From the entries that follow, list every line in which the string "conservative" appears.

===== STORED DATA =====

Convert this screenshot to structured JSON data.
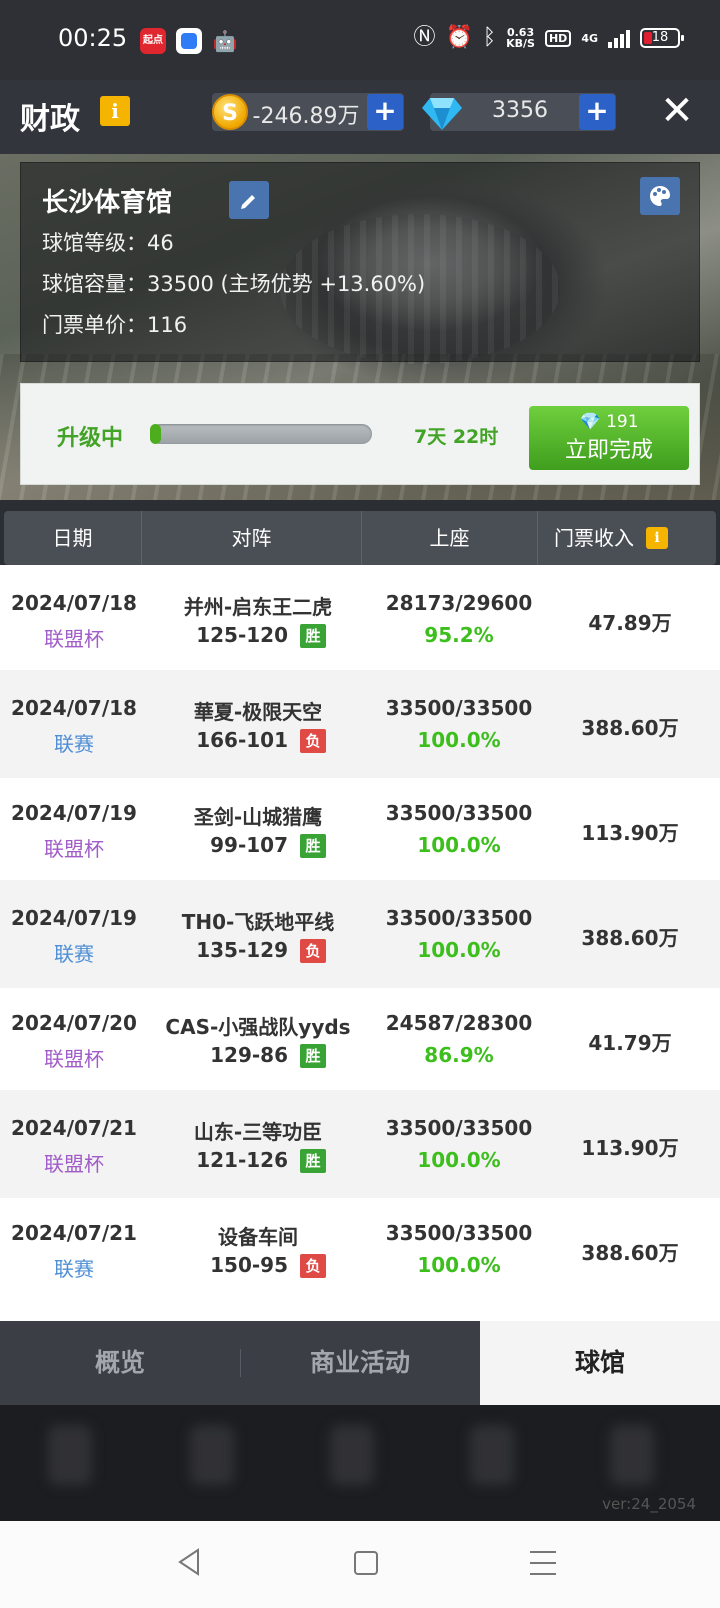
{
  "status_bar": {
    "time": "00:25",
    "qidian_app": "起点",
    "net_speed": "0.63",
    "net_unit": "KB/S",
    "hd": "HD",
    "network": "4G",
    "battery": "18"
  },
  "header": {
    "title": "财政",
    "info": "i",
    "coin_symbol": "S",
    "coins": "-246.89万",
    "gems": "3356",
    "plus": "+",
    "close": "✕"
  },
  "venue": {
    "name": "长沙体育馆",
    "level_line": "球馆等级：46",
    "capacity_line": "球馆容量：33500 (主场优势 +13.60%)",
    "price_line": "门票单价：116"
  },
  "upgrade": {
    "status": "升级中",
    "progress": 0.03,
    "remaining": "7天 22时",
    "cost": "191",
    "finish_label": "立即完成"
  },
  "table": {
    "headers": [
      "日期",
      "对阵",
      "上座",
      "门票收入"
    ],
    "rows": [
      {
        "date": "2024/07/18",
        "competition": "联盟杯",
        "type": "cup",
        "match": "并州-启东王二虎",
        "score": "125-120",
        "result": "胜",
        "outcome": "win",
        "attendance": "28173/29600",
        "rate": "95.2%",
        "revenue": "47.89万"
      },
      {
        "date": "2024/07/18",
        "competition": "联赛",
        "type": "league",
        "match": "華夏-极限天空",
        "score": "166-101",
        "result": "负",
        "outcome": "loss",
        "attendance": "33500/33500",
        "rate": "100.0%",
        "revenue": "388.60万"
      },
      {
        "date": "2024/07/19",
        "competition": "联盟杯",
        "type": "cup",
        "match": "圣剑-山城猎鹰",
        "score": "99-107",
        "result": "胜",
        "outcome": "win",
        "attendance": "33500/33500",
        "rate": "100.0%",
        "revenue": "113.90万"
      },
      {
        "date": "2024/07/19",
        "competition": "联赛",
        "type": "league",
        "match": "TH0-飞跃地平线",
        "score": "135-129",
        "result": "负",
        "outcome": "loss",
        "attendance": "33500/33500",
        "rate": "100.0%",
        "revenue": "388.60万"
      },
      {
        "date": "2024/07/20",
        "competition": "联盟杯",
        "type": "cup",
        "match": "CAS-小强战队yyds",
        "score": "129-86",
        "result": "胜",
        "outcome": "win",
        "attendance": "24587/28300",
        "rate": "86.9%",
        "revenue": "41.79万"
      },
      {
        "date": "2024/07/21",
        "competition": "联盟杯",
        "type": "cup",
        "match": "山东-三等功臣",
        "score": "121-126",
        "result": "胜",
        "outcome": "win",
        "attendance": "33500/33500",
        "rate": "100.0%",
        "revenue": "113.90万"
      },
      {
        "date": "2024/07/21",
        "competition": "联赛",
        "type": "league",
        "match": "设备车间",
        "score": "150-95",
        "result": "负",
        "outcome": "loss",
        "attendance": "33500/33500",
        "rate": "100.0%",
        "revenue": "388.60万"
      }
    ]
  },
  "tabs": [
    "概览",
    "商业活动",
    "球馆"
  ],
  "active_tab": 2,
  "version": "ver:24_2054",
  "colors": {
    "cup": "#a15cc9",
    "league": "#4f8fd6",
    "win": "#3aa335",
    "loss": "#e04a44",
    "rate": "#3cbf1c",
    "accent_blue": "#2c62c7",
    "info_yellow": "#f5b400"
  },
  "icons": [
    "coin-icon",
    "diamond-icon",
    "plus-icon",
    "close-icon",
    "edit-icon",
    "palette-icon",
    "info-icon",
    "back-icon",
    "home-icon",
    "menu-icon"
  ]
}
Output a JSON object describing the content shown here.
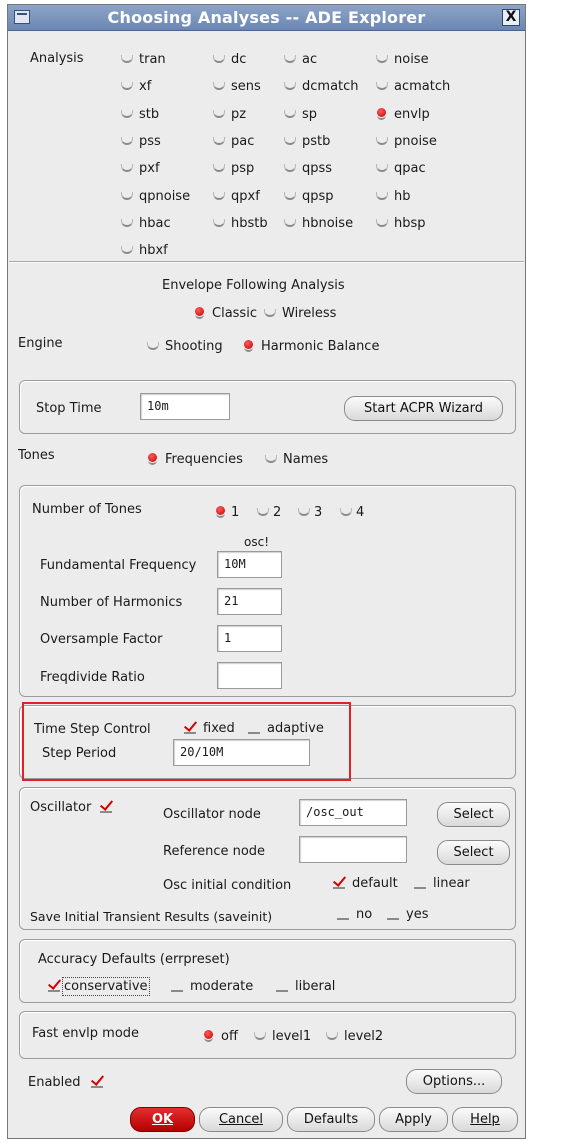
{
  "window": {
    "title": "Choosing Analyses -- ADE Explorer",
    "close_glyph": "X"
  },
  "analysis": {
    "label": "Analysis",
    "selected": "envlp",
    "options": [
      "tran",
      "dc",
      "ac",
      "noise",
      "xf",
      "sens",
      "dcmatch",
      "acmatch",
      "stb",
      "pz",
      "sp",
      "envlp",
      "pss",
      "pac",
      "pstb",
      "pnoise",
      "pxf",
      "psp",
      "qpss",
      "qpac",
      "qpnoise",
      "qpxf",
      "qpsp",
      "hb",
      "hbac",
      "hbstb",
      "hbnoise",
      "hbsp",
      "hbxf"
    ]
  },
  "envelope": {
    "heading": "Envelope Following Analysis",
    "mode_options": [
      "Classic",
      "Wireless"
    ],
    "mode_selected": "Classic",
    "engine_label": "Engine",
    "engine_options": [
      "Shooting",
      "Harmonic Balance"
    ],
    "engine_selected": "Harmonic Balance"
  },
  "stop_time": {
    "label": "Stop Time",
    "value": "10m",
    "wizard_button": "Start ACPR Wizard"
  },
  "tones": {
    "label": "Tones",
    "options": [
      "Frequencies",
      "Names"
    ],
    "selected": "Frequencies",
    "number_label": "Number of Tones",
    "number_options": [
      "1",
      "2",
      "3",
      "4"
    ],
    "number_selected": "1",
    "column_header": "osc!",
    "fundamental_label": "Fundamental Frequency",
    "fundamental_value": "10M",
    "harmonics_label": "Number of Harmonics",
    "harmonics_value": "21",
    "oversample_label": "Oversample Factor",
    "oversample_value": "1",
    "freqdivide_label": "Freqdivide Ratio",
    "freqdivide_value": ""
  },
  "time_step": {
    "label": "Time Step Control",
    "fixed_label": "fixed",
    "fixed_checked": true,
    "adaptive_label": "adaptive",
    "adaptive_checked": false,
    "period_label": "Step Period",
    "period_value": "20/10M"
  },
  "oscillator": {
    "label": "Oscillator",
    "checked": true,
    "node_label": "Oscillator node",
    "node_value": "/osc_out",
    "select_label": "Select",
    "ref_label": "Reference node",
    "ref_value": "",
    "ic_label": "Osc initial condition",
    "ic_default": "default",
    "ic_default_checked": true,
    "ic_linear": "linear",
    "ic_linear_checked": false,
    "saveinit_label": "Save Initial Transient Results (saveinit)",
    "saveinit_no": "no",
    "saveinit_yes": "yes"
  },
  "accuracy": {
    "label": "Accuracy Defaults (errpreset)",
    "options": [
      "conservative",
      "moderate",
      "liberal"
    ],
    "checked": "conservative"
  },
  "fast_envlp": {
    "label": "Fast envlp mode",
    "options": [
      "off",
      "level1",
      "level2"
    ],
    "selected": "off"
  },
  "footer": {
    "enabled_label": "Enabled",
    "enabled_checked": true,
    "options_button": "Options...",
    "buttons": {
      "ok": "OK",
      "cancel": "Cancel",
      "defaults": "Defaults",
      "apply": "Apply",
      "help": "Help"
    }
  },
  "colors": {
    "accent_red": "#d40000",
    "title_bar": "#7a93bb",
    "highlight_box": "#e0202a"
  }
}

=====

FINAL ANSWER:
      "conservative",
    "checked": "conservative"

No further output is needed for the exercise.